* _Instructions to follow_: Which lines hold the word "diamond"? Copy each one.

---- Task input

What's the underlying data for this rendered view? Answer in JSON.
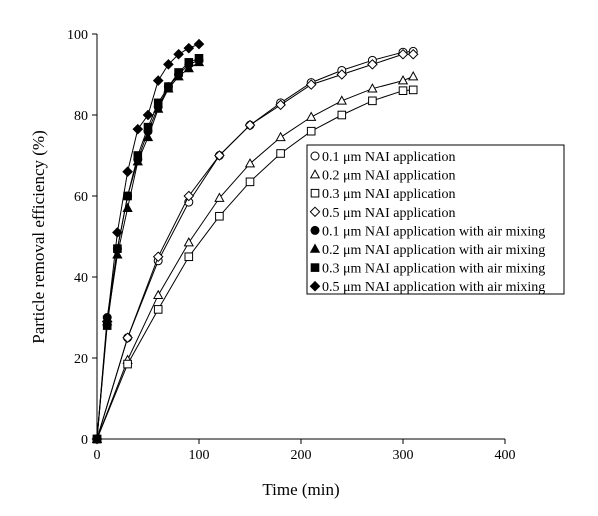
{
  "chart_data": {
    "type": "scatter",
    "title": "",
    "xlabel": "Time (min)",
    "ylabel": "Particle removal efficiency (%)",
    "xlim": [
      0,
      400
    ],
    "ylim": [
      0,
      100
    ],
    "xticks": [
      "0",
      "100",
      "200",
      "300",
      "400"
    ],
    "yticks": [
      "0",
      "20",
      "40",
      "60",
      "80",
      "100"
    ],
    "grid": false,
    "legend_position": "center-right",
    "series": [
      {
        "name": "0.1 μm NAI application",
        "marker": "circle-open",
        "x": [
          0,
          30,
          60,
          90,
          120,
          150,
          180,
          210,
          240,
          270,
          300,
          310
        ],
        "y": [
          0,
          25,
          44,
          58.5,
          70,
          77.5,
          83,
          88,
          91,
          93.5,
          95.5,
          95.7
        ]
      },
      {
        "name": "0.2 μm NAI application",
        "marker": "triangle-open",
        "x": [
          0,
          30,
          60,
          90,
          120,
          150,
          180,
          210,
          240,
          270,
          300,
          310
        ],
        "y": [
          0,
          19.5,
          35.5,
          48.5,
          59.5,
          68,
          74.5,
          79.5,
          83.5,
          86.5,
          88.5,
          89.5
        ]
      },
      {
        "name": "0.3 μm NAI application",
        "marker": "square-open",
        "x": [
          0,
          30,
          60,
          90,
          120,
          150,
          180,
          210,
          240,
          270,
          300,
          310
        ],
        "y": [
          0,
          18.5,
          32,
          45,
          55,
          63.5,
          70.5,
          76,
          80,
          83.5,
          86,
          86.2
        ]
      },
      {
        "name": "0.5 μm NAI application",
        "marker": "diamond-open",
        "x": [
          0,
          30,
          60,
          90,
          120,
          150,
          180,
          210,
          240,
          270,
          300,
          310
        ],
        "y": [
          0,
          25,
          45,
          60,
          70,
          77.5,
          82.5,
          87.5,
          90,
          92.5,
          95,
          95
        ]
      },
      {
        "name": "0.1 μm NAI application with air mixing",
        "marker": "circle-filled",
        "x": [
          0,
          10,
          20,
          30,
          40,
          50,
          60,
          70,
          80,
          90,
          100
        ],
        "y": [
          0,
          30,
          47,
          60,
          69,
          76,
          82,
          87,
          90,
          92.5,
          93.5
        ]
      },
      {
        "name": "0.2 μm NAI application with air mixing",
        "marker": "triangle-filled",
        "x": [
          0,
          10,
          20,
          30,
          40,
          50,
          60,
          70,
          80,
          90,
          100
        ],
        "y": [
          0,
          29,
          45.5,
          57,
          68.5,
          74.5,
          81.5,
          86.5,
          89.5,
          91.5,
          93
        ]
      },
      {
        "name": "0.3 μm NAI application with air mixing",
        "marker": "square-filled",
        "x": [
          0,
          10,
          20,
          30,
          40,
          50,
          60,
          70,
          80,
          90,
          100
        ],
        "y": [
          0,
          28,
          47,
          60,
          70,
          77,
          83,
          87,
          90.5,
          93,
          94
        ]
      },
      {
        "name": "0.5 μm NAI application with air mixing",
        "marker": "diamond-filled",
        "x": [
          0,
          10,
          20,
          30,
          40,
          50,
          60,
          70,
          80,
          90,
          100
        ],
        "y": [
          0,
          29,
          51,
          66,
          76.5,
          80,
          88.5,
          92.5,
          95,
          96.5,
          97.5
        ]
      }
    ]
  }
}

--------

* _Exercise result_:
        "marker": "diamond-open",
        "marker": "diamond-filled",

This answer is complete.